§ Source extract
Michael Lux Best Of, Blog, News, Student Loans 14 Comments

Problem Abstract: Much of the national discussion regarding student loan has centered on one type of federal loan. A broader approach is necessary.

Goals: The price of college has escalated out of control and needs to be reined in. Borrowers and lenders alike need to be more responsible when it comes to student lending. Finally, people with no hope of ever paying off their student loan debt need to be helped.

Solution: Create a special distressed borrower status to provide a road to recovery for people with extreme student debt issues and to encourage responsible lending and reasonable college education pricing.

Our Trillion Dollar Dilemma

Any plan to address the trillion-dollar student loan crisis must address three major issues facing the college lending process.

Issue 1: The cost of college continues to grow much faster than the rate of inflation. If any solution is to truly make an impact, there must be a means for lowering the price of a college education.

Issue 2: Americans owe over one trillion dollars in student loan debt. As a nation our student loan bill is higher than our credit card bill.

Issue 3: There is presently no incentive for lender responsibility. Just like the sub-prime mortgage crisis, people are being given loans without understanding how difficult it will be for them to pay them back. Because bankruptcy is nearly impossible, lenders have no incentive to help borrowers manage their debt.

Much of the proposed legislation being discussed in Congress deals only with Federal Stafford Loan interest rates. Though a lower interest rate will aid some borrowers, it does not make college any more affordable. In fact, by making loans more affordable or easier to get, it actually makes paying for college easier. When its easy to pay for college, schools can continue to inflate the price of an education. Of all the people who are struggling with student loans, the hardest hit are often those with large private loans. Adjusting the interest rate on Stafford loans will not assist these individuals.

The Challenge to Any Change

Passing legislation in today’s political environment is extremely difficult. Private lenders hold over 100 billion dollars worth of private loans and each year these balances grow. Corporations running for-profit colleges are making large fortunes. The considerable financial and lobbying influence that these two groups have over Congress cannot be ignored. Furthermore, given how fiscally conservative the House is at this time, any solution cannot be prohibitively expensive.

A Real Solution

Factoring in the problems of the current system and the political climate, the Sherpa’s Comprehensive Student Loan Reform would call for the following:

  • All borrowers will have the right to apply for distressed borrower status. Distressed borrower status would affect both private and federal loans the same.
  • Distressed borrowers will make yearly financial disclosures to their lenders for determination of income and payment ability
  • Distressed borrowers should be required to spend no more than 35% of their income in excess of the poverty level on student loans.
  • If a borrower owes multiple lenders, the 35% of their income allocated to student loans will be distributed to their lenders in proportion to their total debt.
  • If a borrower makes a good faith effort to comply with all of the rules of distressed borrower status for a period of ten years, they will be eligible for bankruptcy discharge on their loans.
  • Lenders cannot make any negative reporting to any credit agency about a borrower who complies with the terms of distressed borrower status.
  • Colleges will be required to provide both lenders and students detailed information regarding graduation rate, job placement rate, and salary statistics.

§ Excerpted records
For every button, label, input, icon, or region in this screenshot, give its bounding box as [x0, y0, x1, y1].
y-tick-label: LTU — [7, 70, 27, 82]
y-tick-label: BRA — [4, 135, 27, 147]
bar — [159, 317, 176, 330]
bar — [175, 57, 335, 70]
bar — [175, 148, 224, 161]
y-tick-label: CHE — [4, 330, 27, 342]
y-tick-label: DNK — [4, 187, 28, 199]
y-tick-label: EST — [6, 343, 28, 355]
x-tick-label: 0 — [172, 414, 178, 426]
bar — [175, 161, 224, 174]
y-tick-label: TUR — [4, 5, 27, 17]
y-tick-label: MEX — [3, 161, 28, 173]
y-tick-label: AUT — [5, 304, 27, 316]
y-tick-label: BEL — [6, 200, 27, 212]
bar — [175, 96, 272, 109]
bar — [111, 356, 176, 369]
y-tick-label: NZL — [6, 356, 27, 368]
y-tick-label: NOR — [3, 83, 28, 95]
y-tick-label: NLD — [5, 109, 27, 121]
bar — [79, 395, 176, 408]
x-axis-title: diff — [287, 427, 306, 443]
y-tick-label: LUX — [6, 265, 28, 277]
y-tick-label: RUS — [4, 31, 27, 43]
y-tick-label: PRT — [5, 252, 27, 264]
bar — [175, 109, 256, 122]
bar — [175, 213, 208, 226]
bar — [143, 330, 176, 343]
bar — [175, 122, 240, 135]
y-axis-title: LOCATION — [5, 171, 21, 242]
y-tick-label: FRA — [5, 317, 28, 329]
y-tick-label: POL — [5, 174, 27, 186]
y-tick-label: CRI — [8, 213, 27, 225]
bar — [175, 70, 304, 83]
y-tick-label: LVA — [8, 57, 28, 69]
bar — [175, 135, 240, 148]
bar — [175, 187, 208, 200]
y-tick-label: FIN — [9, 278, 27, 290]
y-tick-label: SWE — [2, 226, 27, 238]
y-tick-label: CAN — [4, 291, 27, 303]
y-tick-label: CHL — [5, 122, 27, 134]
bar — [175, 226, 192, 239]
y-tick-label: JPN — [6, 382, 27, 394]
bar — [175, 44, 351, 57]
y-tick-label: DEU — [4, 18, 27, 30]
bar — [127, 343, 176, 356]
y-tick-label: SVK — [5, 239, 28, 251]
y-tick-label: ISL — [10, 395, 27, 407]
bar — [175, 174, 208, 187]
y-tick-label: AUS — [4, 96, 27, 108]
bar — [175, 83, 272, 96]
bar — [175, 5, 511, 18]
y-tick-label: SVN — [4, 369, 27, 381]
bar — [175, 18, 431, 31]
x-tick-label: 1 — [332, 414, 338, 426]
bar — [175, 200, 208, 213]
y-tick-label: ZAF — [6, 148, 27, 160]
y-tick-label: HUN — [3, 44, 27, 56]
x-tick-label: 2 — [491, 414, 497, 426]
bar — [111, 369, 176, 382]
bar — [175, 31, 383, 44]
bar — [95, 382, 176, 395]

§ Work instructions
Continue the student loan reform proposal from its final line, carrying on in the same voice.

§ Task output
  • Statistics will be made available to students and lenders regarding the number of former students: in distressed borrower status, delinquent on their loans, and in default.

A Prudent Compromise

The point of this plan is not to make everybody happy. This plan is designed to be a common sense solution that will get the system working again.

If you are someone who has over $100,000 in private loan debt, this plan will likely be somewhat of a disappointment to you: 35% of your income is a bunch of money, interest rates will still be high, you will have more paperwork if you apply for distressed borrower status, and any help in the form of bankruptcy is at least 10 years away.

If you are a lender, you also will have some complaints with this plan: you issued those loans knowing that bankruptcy was almost impossible, you probably are not thrilled about a new law adjusting what you can collect. The last thing you want is any change to a system that is allowing record profits for you.

Even though this legislation will leave many unhappy, it creates a framework to encourage responsibility in the marketplace. It also helps to facilitate a dialogue between lenders and their borrowers. By increasing the level of knowledge of market participants, the system can operate more efficiently. The goal is not to make things easy for anyone nor is it to prevent people from making money. It’s about fundamental fairness for all parties involved in student financial aid.

Possible Tweaks

Most of the percentages suggested are merely to serve as example numbers. Further analysis will be needed to determine optimum numbers.

The point of distressed borrower status is two-fold: it is to help the people who have been hit the hardest by the student loan crisis and it is to put lenders on notice of those individuals who are doing everything they can to honor their commitments. One possible adjustment would be to create a mechanism for borrowers to enroll in a voluntary garnishment program. Lenders would like that because it would guarantee that they are getting their 35% right away and it would discourage people from applying for distressed borrower status. Borrowers might also like the fact that they no longer have to think about their student loans, but it would feel like a hefty pay cut. If a borrower subjects themselves to this sort of system for 10 years, there should be no debate as to the burden that their loans have created and their deservingness for bankruptcy protection.

One thing that cannot be tweaked with the Sherpa plan is this law applying to federal loans and private loans. Too many people are struggling with private loan debt for it to go unaddressed. Furthermore, if we are to realize any of the goals such as lower tuition and more responsible lending and borrowing, it must apply to all forms of student loans.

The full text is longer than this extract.